'''

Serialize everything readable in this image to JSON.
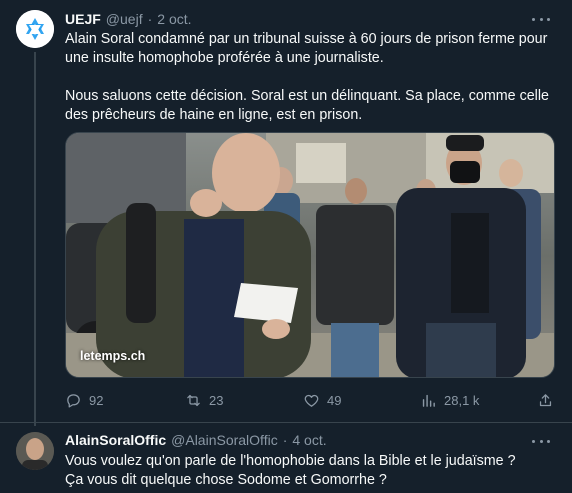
{
  "tweet1": {
    "name": "UEJF",
    "handle": "@uejf",
    "separator": "·",
    "date": "2 oct.",
    "text": [
      "Alain Soral condamné par un tribunal suisse à 60 jours de prison ferme pour une insulte homophobe proférée à une journaliste.",
      "Nous saluons cette décision. Soral est un délinquant. Sa place, comme celle des prêcheurs de haine en ligne, est en prison."
    ],
    "media_caption": "letemps.ch",
    "actions": {
      "replies": "92",
      "retweets": "23",
      "likes": "49",
      "views": "28,1 k"
    }
  },
  "tweet2": {
    "name": "AlainSoralOffic",
    "handle": "@AlainSoralOffic",
    "separator": "·",
    "date": "4 oct.",
    "text": [
      "Vous voulez qu'on parle de l'homophobie dans la Bible et le judaïsme ?",
      "Ça vous dit quelque chose Sodome et Gomorrhe ?"
    ]
  },
  "colors": {
    "background": "#15202b",
    "text": "#f7f9f9",
    "muted": "#8b98a5",
    "border": "#38444d"
  }
}
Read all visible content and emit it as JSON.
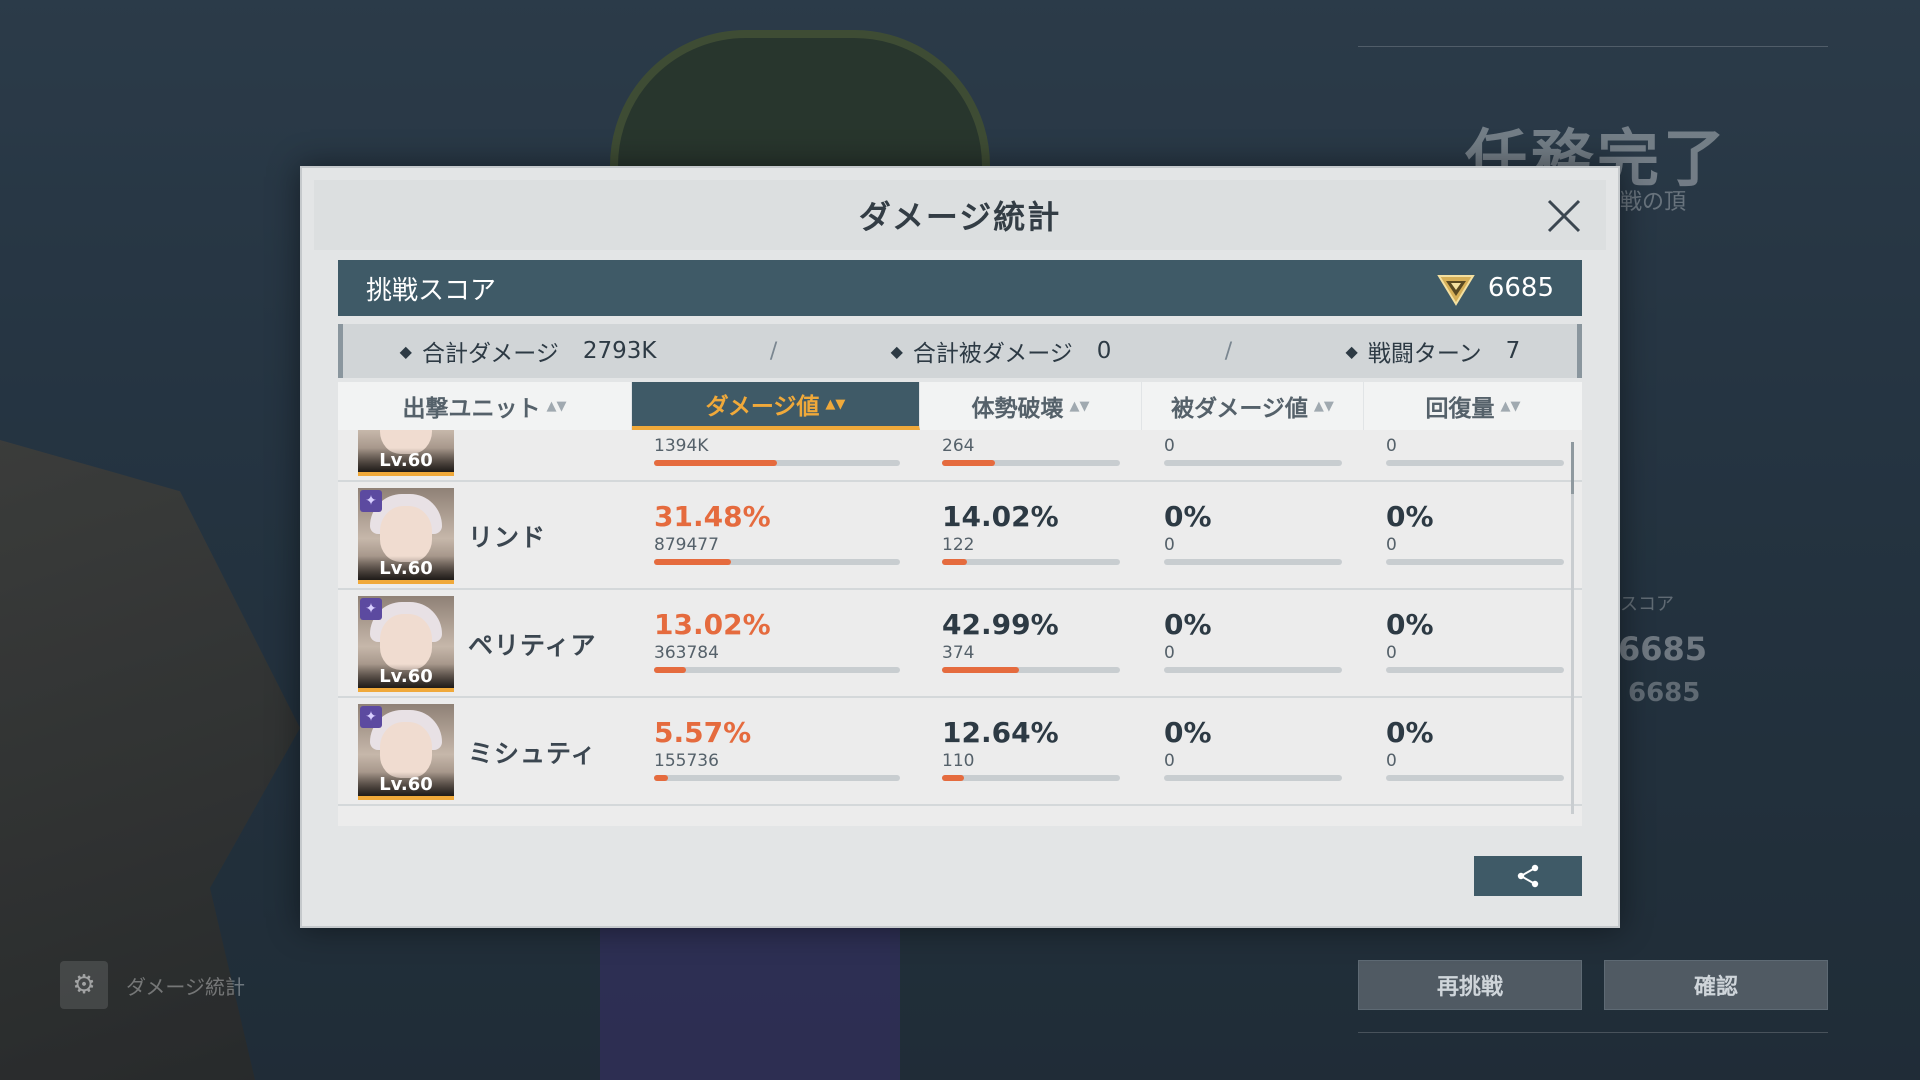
{
  "background": {
    "mission_title": "任務完了",
    "mission_subtitle": "戦の頂",
    "score_label": "スコア",
    "score_value": "6685",
    "score_value_2": "6685",
    "retry_button": "再挑戦",
    "confirm_button": "確認",
    "damage_stats_link": "ダメージ統計"
  },
  "modal": {
    "title": "ダメージ統計",
    "score_bar": {
      "label": "挑戦スコア",
      "value": "6685",
      "icon": "triangle-badge-icon"
    },
    "summary": [
      {
        "label": "合計ダメージ",
        "value": "2793K"
      },
      {
        "label": "合計被ダメージ",
        "value": "0"
      },
      {
        "label": "戦闘ターン",
        "value": "7"
      }
    ],
    "separator": "/",
    "columns": [
      {
        "label": "出撃ユニット",
        "active": false
      },
      {
        "label": "ダメージ値",
        "active": true
      },
      {
        "label": "体勢破壊",
        "active": false
      },
      {
        "label": "被ダメージ値",
        "active": false
      },
      {
        "label": "回復量",
        "active": false
      }
    ],
    "rows": [
      {
        "name": "",
        "level": "Lv.60",
        "damage": {
          "pct": "",
          "value": "1394K",
          "fill": 0.5
        },
        "break": {
          "pct": "",
          "value": "264",
          "fill": 0.3
        },
        "taken": {
          "pct": "",
          "value": "0",
          "fill": 0
        },
        "heal": {
          "pct": "",
          "value": "0",
          "fill": 0
        }
      },
      {
        "name": "リンド",
        "level": "Lv.60",
        "damage": {
          "pct": "31.48%",
          "value": "879477",
          "fill": 0.3148
        },
        "break": {
          "pct": "14.02%",
          "value": "122",
          "fill": 0.1402
        },
        "taken": {
          "pct": "0%",
          "value": "0",
          "fill": 0
        },
        "heal": {
          "pct": "0%",
          "value": "0",
          "fill": 0
        }
      },
      {
        "name": "ペリティア",
        "level": "Lv.60",
        "damage": {
          "pct": "13.02%",
          "value": "363784",
          "fill": 0.1302
        },
        "break": {
          "pct": "42.99%",
          "value": "374",
          "fill": 0.4299
        },
        "taken": {
          "pct": "0%",
          "value": "0",
          "fill": 0
        },
        "heal": {
          "pct": "0%",
          "value": "0",
          "fill": 0
        }
      },
      {
        "name": "ミシュティ",
        "level": "Lv.60",
        "damage": {
          "pct": "5.57%",
          "value": "155736",
          "fill": 0.0557
        },
        "break": {
          "pct": "12.64%",
          "value": "110",
          "fill": 0.1264
        },
        "taken": {
          "pct": "0%",
          "value": "0",
          "fill": 0
        },
        "heal": {
          "pct": "0%",
          "value": "0",
          "fill": 0
        }
      }
    ],
    "share_icon": "share-icon",
    "close_icon": "close-icon"
  },
  "colors": {
    "accent_orange": "#e56b3e",
    "active_tab_text": "#f0a93a",
    "header_bar": "#3f5a67"
  }
}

'''

Read the data above and pull out each line that holds the string "icon".

The result:
      "icon": "triangle-badge-icon"
    "share_icon": "share-icon",
    "close_icon": "close-icon"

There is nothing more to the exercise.